**Provided passage**
## Begin

Kayla De Souza (born 7 March 1990) is a footballer who plays for North Mississauga SC. Born in Canada, she represented the Guyana national team.

University career
De Souza turned down scholarship opportunities to play in the United States for personal reasons. In 2013, he began attending Ontario Tech University, playing for the women's soccer team for two season. In 2014, she was an OUA All-Star and won an OUA bronze medal, as the Ridgebacks advanced to the U SPORTS championship for the first time in program history. She scored five goals in 28 games over her two seasons.

Club career
From 2015 to 2019, she played for Durham United FA in League1 Ontario, during which she served as team captain. In 2015, she scored one goal and was named League1 Ontario Defender of the Year and a league First Team All-Star, as Durham won the league title. In 2016, she played 16 games and was a league Second Team All-Star. In 2017 she played 11 games, in 2018, she played five games, and in 2019, she appeared in ten games. She scored a goal on May 13, 2017 against West Ottawa SC.

In 2021, she played for Vaughan Azzurri.

## End

**Task requirements**
1) Which club does Kayla De Souza play for, according to the biography?
2) Switch "scholarship opportunities" to "scholarship offers" and write out the stretch of the biography from "Kayla De Souza" through "her two seasons." with that change.
These entries come from a separate source, unrelated to the biography.

Element box entries
## Begin

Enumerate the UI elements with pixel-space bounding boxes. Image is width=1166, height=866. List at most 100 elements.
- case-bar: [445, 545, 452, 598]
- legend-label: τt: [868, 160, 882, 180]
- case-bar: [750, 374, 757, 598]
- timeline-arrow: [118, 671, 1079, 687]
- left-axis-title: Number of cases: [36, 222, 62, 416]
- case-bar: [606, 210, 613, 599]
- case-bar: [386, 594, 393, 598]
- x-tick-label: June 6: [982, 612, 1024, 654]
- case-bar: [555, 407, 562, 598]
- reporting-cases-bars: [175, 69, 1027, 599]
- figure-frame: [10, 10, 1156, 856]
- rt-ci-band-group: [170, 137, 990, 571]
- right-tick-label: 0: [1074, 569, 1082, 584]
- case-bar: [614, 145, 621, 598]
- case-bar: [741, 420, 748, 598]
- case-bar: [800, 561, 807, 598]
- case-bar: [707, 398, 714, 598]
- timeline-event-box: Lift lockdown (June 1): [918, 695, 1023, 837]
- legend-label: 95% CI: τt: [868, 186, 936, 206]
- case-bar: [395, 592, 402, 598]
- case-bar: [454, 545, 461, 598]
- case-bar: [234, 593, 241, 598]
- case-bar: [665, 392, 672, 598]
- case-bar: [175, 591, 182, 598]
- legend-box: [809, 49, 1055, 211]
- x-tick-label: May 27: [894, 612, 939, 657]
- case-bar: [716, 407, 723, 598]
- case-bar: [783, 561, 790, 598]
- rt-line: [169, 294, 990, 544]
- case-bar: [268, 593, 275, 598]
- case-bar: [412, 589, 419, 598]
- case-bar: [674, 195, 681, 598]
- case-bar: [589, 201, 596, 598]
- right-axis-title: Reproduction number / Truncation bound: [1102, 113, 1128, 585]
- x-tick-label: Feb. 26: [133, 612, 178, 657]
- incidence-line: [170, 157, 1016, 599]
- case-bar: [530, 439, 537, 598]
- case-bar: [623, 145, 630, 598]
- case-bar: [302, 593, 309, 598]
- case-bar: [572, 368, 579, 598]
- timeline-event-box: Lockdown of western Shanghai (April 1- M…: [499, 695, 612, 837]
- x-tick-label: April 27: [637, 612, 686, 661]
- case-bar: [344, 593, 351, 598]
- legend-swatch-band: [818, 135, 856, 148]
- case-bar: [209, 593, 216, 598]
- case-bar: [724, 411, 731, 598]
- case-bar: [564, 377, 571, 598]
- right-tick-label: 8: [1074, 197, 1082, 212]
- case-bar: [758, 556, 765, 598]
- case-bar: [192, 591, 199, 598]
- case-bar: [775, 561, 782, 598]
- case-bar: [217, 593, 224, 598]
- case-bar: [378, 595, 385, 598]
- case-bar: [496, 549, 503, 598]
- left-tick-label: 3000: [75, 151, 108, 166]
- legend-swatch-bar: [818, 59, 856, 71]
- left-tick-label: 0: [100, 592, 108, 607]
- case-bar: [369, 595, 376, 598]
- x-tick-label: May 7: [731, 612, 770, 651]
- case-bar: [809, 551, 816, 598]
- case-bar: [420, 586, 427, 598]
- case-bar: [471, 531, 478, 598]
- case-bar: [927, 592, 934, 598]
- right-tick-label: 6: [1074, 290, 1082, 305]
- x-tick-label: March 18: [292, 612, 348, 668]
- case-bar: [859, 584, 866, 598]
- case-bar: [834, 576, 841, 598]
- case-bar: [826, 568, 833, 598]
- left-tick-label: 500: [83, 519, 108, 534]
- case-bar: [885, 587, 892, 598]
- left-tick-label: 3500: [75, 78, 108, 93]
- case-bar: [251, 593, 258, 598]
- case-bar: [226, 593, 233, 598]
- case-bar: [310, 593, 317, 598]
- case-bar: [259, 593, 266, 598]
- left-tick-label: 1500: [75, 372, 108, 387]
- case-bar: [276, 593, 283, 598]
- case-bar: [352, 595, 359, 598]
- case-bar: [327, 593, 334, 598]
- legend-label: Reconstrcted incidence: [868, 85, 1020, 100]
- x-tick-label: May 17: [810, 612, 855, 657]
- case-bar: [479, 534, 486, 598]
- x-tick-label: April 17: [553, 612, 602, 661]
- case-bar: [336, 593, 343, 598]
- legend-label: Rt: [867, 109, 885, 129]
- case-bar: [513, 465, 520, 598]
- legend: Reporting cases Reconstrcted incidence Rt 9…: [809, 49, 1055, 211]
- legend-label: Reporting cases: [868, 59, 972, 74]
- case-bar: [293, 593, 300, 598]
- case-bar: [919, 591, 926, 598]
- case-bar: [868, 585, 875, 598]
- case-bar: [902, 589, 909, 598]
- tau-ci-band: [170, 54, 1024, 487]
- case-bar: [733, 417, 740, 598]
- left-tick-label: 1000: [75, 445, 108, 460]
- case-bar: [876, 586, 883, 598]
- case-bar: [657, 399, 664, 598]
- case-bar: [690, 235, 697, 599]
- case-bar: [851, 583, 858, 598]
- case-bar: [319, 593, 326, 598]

## End

**Responses**
1) North Mississauga SC

2)
Kayla De Souza (born 7 March 1990) is a footballer who plays for North Mississauga SC. Born in Canada, she represented the Guyana national team.

University career
De Souza turned down scholarship offers to play in the United States for personal reasons. In 2013, he began attending Ontario Tech University, playing for the women's soccer team for two season. In 2014, she was an OUA All-Star and won an OUA bronze medal, as the Ridgebacks advanced to the U SPORTS championship for the first time in program history. She scored five goals in 28 games over her two seasons.